• Requirement: Copy every line from the material below that holds "молодежи".

• Raw data:
>>
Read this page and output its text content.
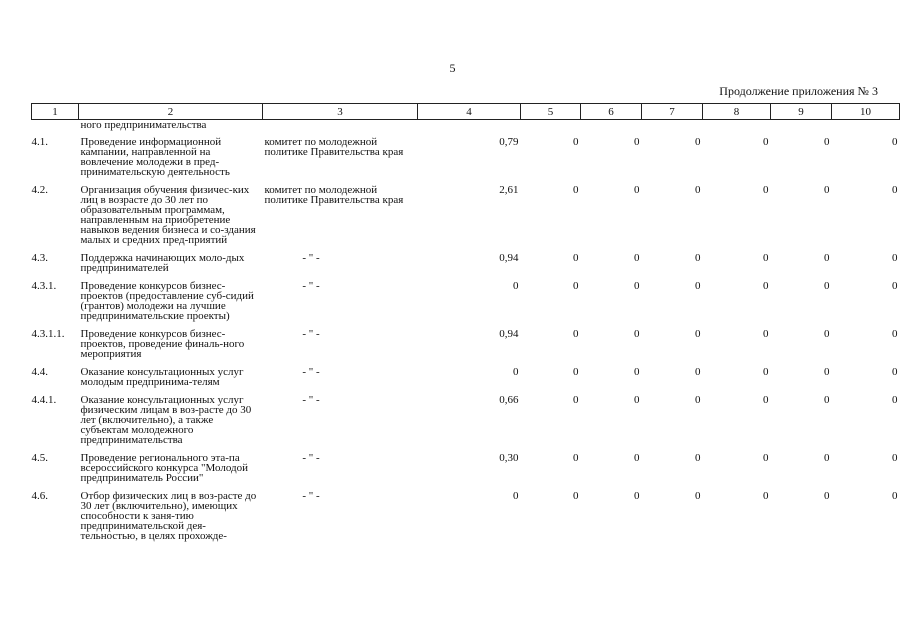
5
Продолжение приложения № 3
1	2	3	4	5	6	7	8	9	10
	ного предпринимательства								
4.1.	Проведение информационной кампании, направленной на вовлечение молодежи в пред-принимательскую деятельность	комитет по молодежной политике Правительства края	0,79	0	0	0	0	0	0
4.2.	Организация обучения физичес-ких лиц в возрасте до 30 лет по образовательным программам, направленным на приобретение навыков ведения бизнеса и со-здания малых и средних пред-приятий	комитет по молодежной политике Правительства края	2,61	0	0	0	0	0	0
4.3.	Поддержка начинающих моло-дых предпринимателей	- " -	0,94	0	0	0	0	0	0
4.3.1.	Проведение конкурсов бизнес-проектов (предоставление суб-сидий (грантов) молодежи на лучшие предпринимательские проекты)	- " -	0	0	0	0	0	0	0
4.3.1.1.	Проведение конкурсов бизнес-проектов, проведение финаль-ного мероприятия	- " -	0,94	0	0	0	0	0	0
4.4.	Оказание консультационных услуг молодым предпринима-телям	- " -	0	0	0	0	0	0	0
4.4.1.	Оказание консультационных услуг физическим лицам в воз-расте до 30 лет (включительно), а также субъектам молодежного предпринимательства	- " -	0,66	0	0	0	0	0	0
4.5.	Проведение регионального эта-па всероссийского конкурса "Молодой предприниматель России"	- " -	0,30	0	0	0	0	0	0
4.6.	Отбор физических лиц в воз-расте до 30 лет (включительно), имеющих способности к заня-тию предпринимательской дея-тельностью, в целях прохожде-	- " -	0	0	0	0	0	0	0
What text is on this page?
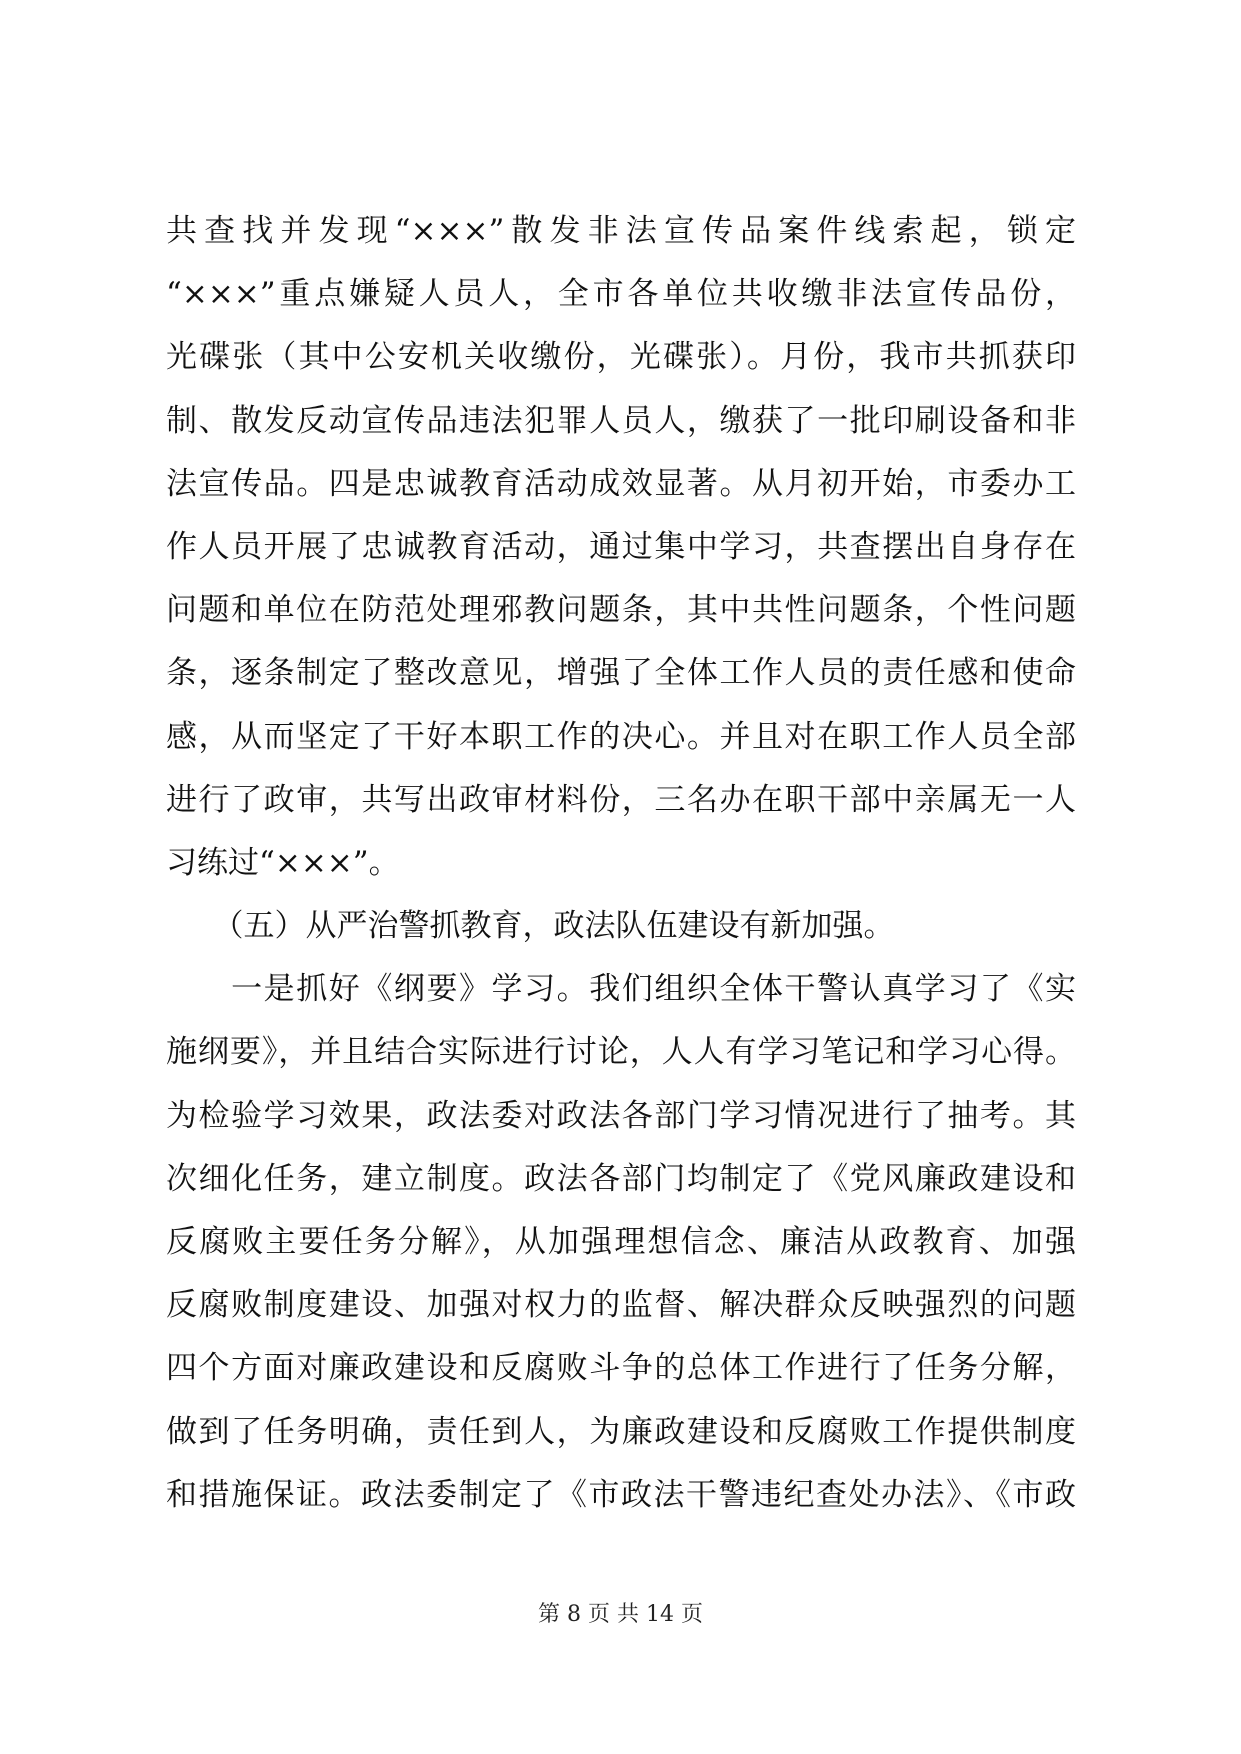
共查找并发现“×××”散发非法宣传品案件线索起，锁定
“×××”重点嫌疑人员人，全市各单位共收缴非法宣传品份，
光碟张（其中公安机关收缴份，光碟张）。月份，我市共抓获印
制、散发反动宣传品违法犯罪人员人，缴获了一批印刷设备和非
法宣传品。四是忠诚教育活动成效显著。从月初开始，市委办工
作人员开展了忠诚教育活动，通过集中学习，共查摆出自身存在
问题和单位在防范处理邪教问题条，其中共性问题条，个性问题
条，逐条制定了整改意见，增强了全体工作人员的责任感和使命
感，从而坚定了干好本职工作的决心。并且对在职工作人员全部
进行了政审，共写出政审材料份，三名办在职干部中亲属无一人
习练过“×××”。
　　（五）从严治警抓教育，政法队伍建设有新加强。
　　一是抓好《纲要》学习。我们组织全体干警认真学习了《实
施纲要》，并且结合实际进行讨论，人人有学习笔记和学习心得。
为检验学习效果，政法委对政法各部门学习情况进行了抽考。其
次细化任务，建立制度。政法各部门均制定了《党风廉政建设和
反腐败主要任务分解》，从加强理想信念、廉洁从政教育、加强
反腐败制度建设、加强对权力的监督、解决群众反映强烈的问题
四个方面对廉政建设和反腐败斗争的总体工作进行了任务分解，
做到了任务明确，责任到人，为廉政建设和反腐败工作提供制度
和措施保证。政法委制定了《市政法干警违纪查处办法》、《市政
第 8 页 共 14 页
<<
• Solution to this problem:
4.1.	Проведение информационной кампании, направленной на вовлечение молодежи в пред-принимательскую деятельность	комитет по молодежной политике Правительства края	0,79	0	0	0	0	0	0
4.3.1.	Проведение конкурсов бизнес-проектов (предоставление суб-сидий (грантов) молодежи на лучшие предпринимательские проекты)	- " -	0	0	0	0	0	0	0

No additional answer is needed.